What is expected: Leave out the pictures, then reproduce the rest of the material exactly.

Collected data entries:
_ _ _ _ _ _ _
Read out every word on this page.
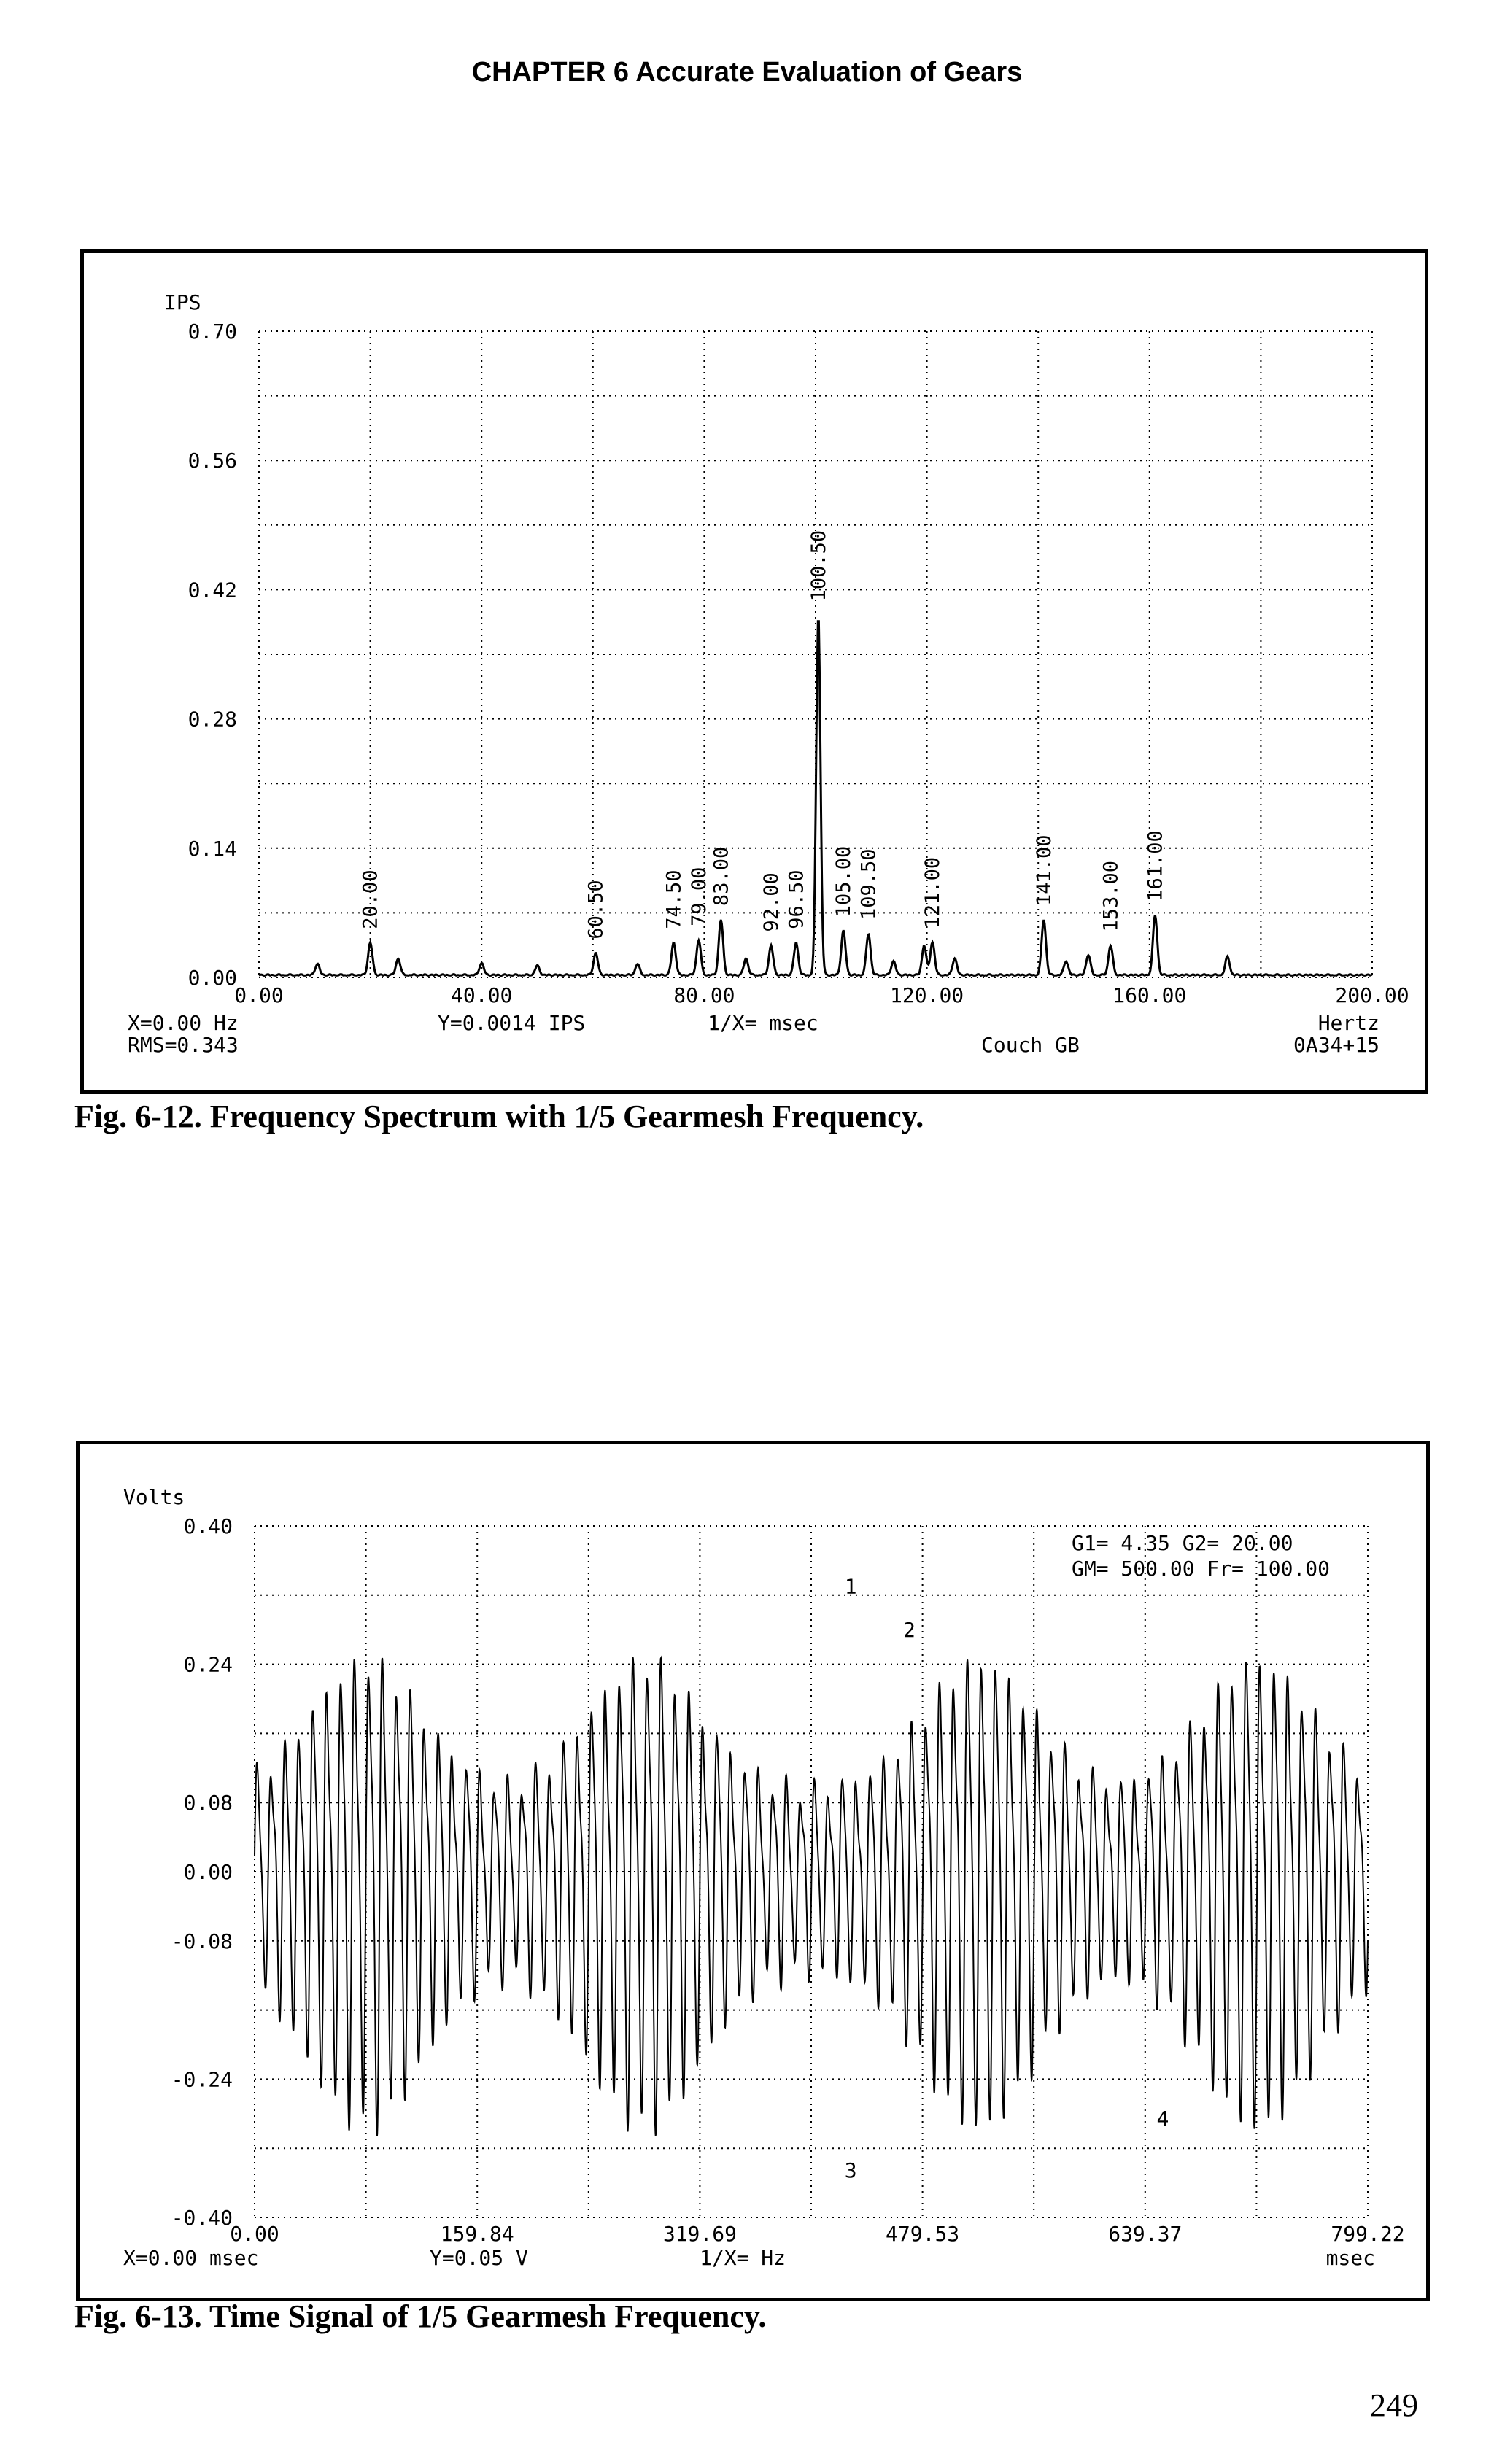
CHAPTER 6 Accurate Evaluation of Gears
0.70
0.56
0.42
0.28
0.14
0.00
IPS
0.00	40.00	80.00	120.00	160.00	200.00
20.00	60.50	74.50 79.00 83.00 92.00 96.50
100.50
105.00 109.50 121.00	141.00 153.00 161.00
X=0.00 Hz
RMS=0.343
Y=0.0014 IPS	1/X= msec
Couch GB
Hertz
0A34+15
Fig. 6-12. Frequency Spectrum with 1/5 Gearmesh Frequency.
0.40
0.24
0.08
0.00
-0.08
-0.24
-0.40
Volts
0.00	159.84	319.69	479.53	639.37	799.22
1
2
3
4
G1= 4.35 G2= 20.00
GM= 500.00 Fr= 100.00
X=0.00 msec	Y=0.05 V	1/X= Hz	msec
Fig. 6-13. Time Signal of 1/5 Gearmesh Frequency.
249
_ _ _ _ _ _ _
Solved exercise:
Read out every word on this page.
CHAPTER 6 Accurate Evaluation of Gears
0.70
0.56
0.42
0.28
0.14
0.00
IPS
0.00	40.00	80.00	120.00	160.00	200.00
20.00	60.50	74.50 79.00 83.00 92.00 96.50
100.50
105.00 109.50 121.00	141.00 153.00 161.00
X=0.00 Hz
RMS=0.343
Y=0.0014 IPS	1/X= msec
Couch GB
Hertz
0A34+15
Fig. 6-12. Frequency Spectrum with 1/5 Gearmesh Frequency.
0.40
0.24
0.08
0.00
-0.08
-0.24
-0.40
Volts
0.00	159.84	319.69	479.53	639.37	799.22
1
2
3
4
G1= 4.35 G2= 20.00
GM= 500.00 Fr= 100.00
X=0.00 msec	Y=0.05 V	1/X= Hz	msec
Fig. 6-13. Time Signal of 1/5 Gearmesh Frequency.
249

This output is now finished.